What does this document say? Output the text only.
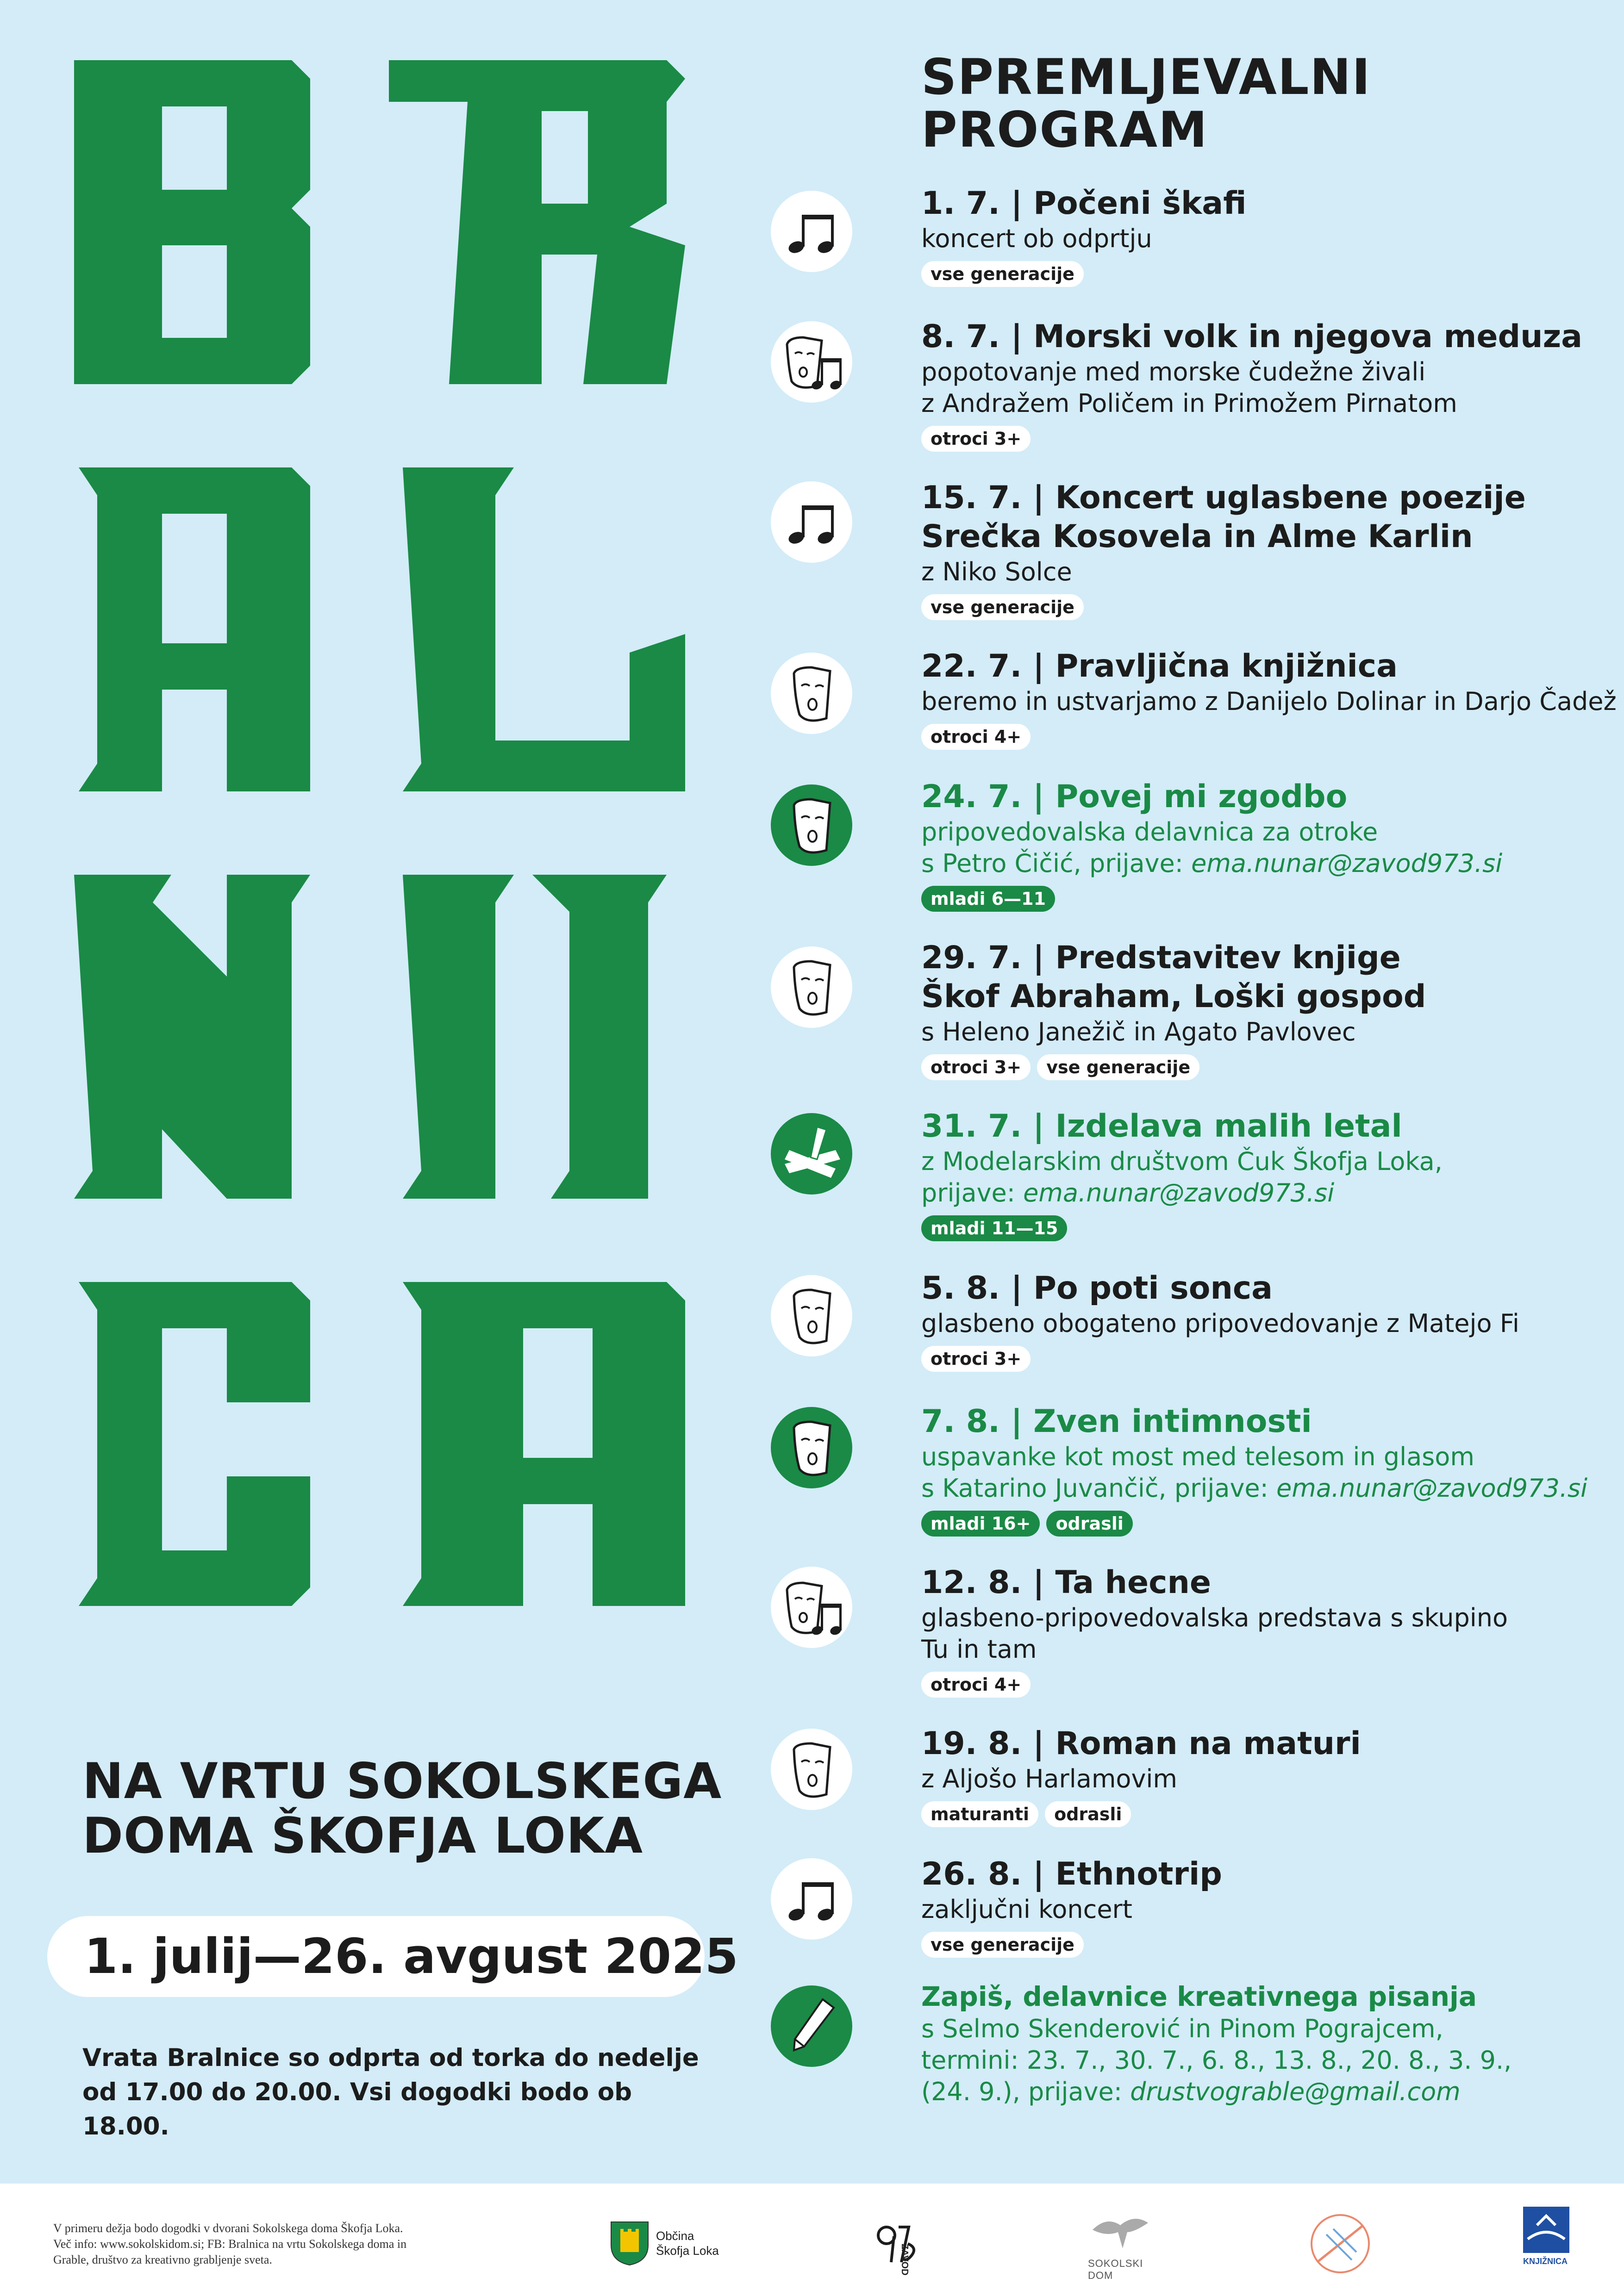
NA VRTU SOKOLSKEGA
DOMA ŠKOFJA LOKA
1. julij—26. avgust 2025
Vrata Bralnice so odprta od torka do nedelje
od 17.00 do 20.00. Vsi dogodki bodo ob 18.00.
SPREMLJEVALNI
PROGRAM
1. 7. | Počeni škafi
koncert ob odprtju
vse generacije
8. 7. | Morski volk in njegova meduza
popotovanje med morske čudežne živali
z Andražem Poličem in Primožem Pirnatom
otroci 3+
15. 7. | Koncert uglasbene poezije
Srečka Kosovela in Alme Karlin
z Niko Solce
vse generacije
22. 7. | Pravljična knjižnica
beremo in ustvarjamo z Danijelo Dolinar in Darjo Čadež
otroci 4+
24. 7. | Povej mi zgodbo
pripovedovalska delavnica za otroke
s Petro Čičić, prijave: ema.nunar@zavod973.si
mladi 6—11
29. 7. | Predstavitev knjige
Škof Abraham, Loški gospod
s Heleno Janežič in Agato Pavlovec
otroci 3+ vse generacije
31. 7. | Izdelava malih letal
z Modelarskim društvom Čuk Škofja Loka,
prijave: ema.nunar@zavod973.si
mladi 11—15
5. 8. | Po poti sonca
glasbeno obogateno pripovedovanje z Matejo Fi
otroci 3+
7. 8. | Zven intimnosti
uspavanke kot most med telesom in glasom
s Katarino Juvančič, prijave: ema.nunar@zavod973.si
mladi 16+ odrasli
12. 8. | Ta hecne
glasbeno-pripovedovalska predstava s skupino
Tu in tam
otroci 4+
19. 8. | Roman na maturi
z Aljošo Harlamovim
maturanti odrasli
26. 8. | Ethnotrip
zaključni koncert
vse generacije
Zapiš, delavnice kreativnega pisanja
s Selmo Skenderović in Pinom Pograjcem,
termini: 23. 7., 30. 7., 6. 8., 13. 8., 20. 8., 3. 9.,
(24. 9.), prijave: drustvograble@gmail.com
V primeru dežja bodo dogodki v dvorani Sokolskega doma Škofja Loka.
Več info: www.sokolskidom.si; FB: Bralnica na vrtu Sokolskega doma in
Grable, društvo za kreativno grabljenje sveta.
Občina
Škofja Loka	ZAVOD	SOKOLSKI DOM
KNJIŽNICA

The request: Find the lines containing "odrasli" and list every one of them.

Answer in full:
mladi 16+ odrasli
maturanti odrasli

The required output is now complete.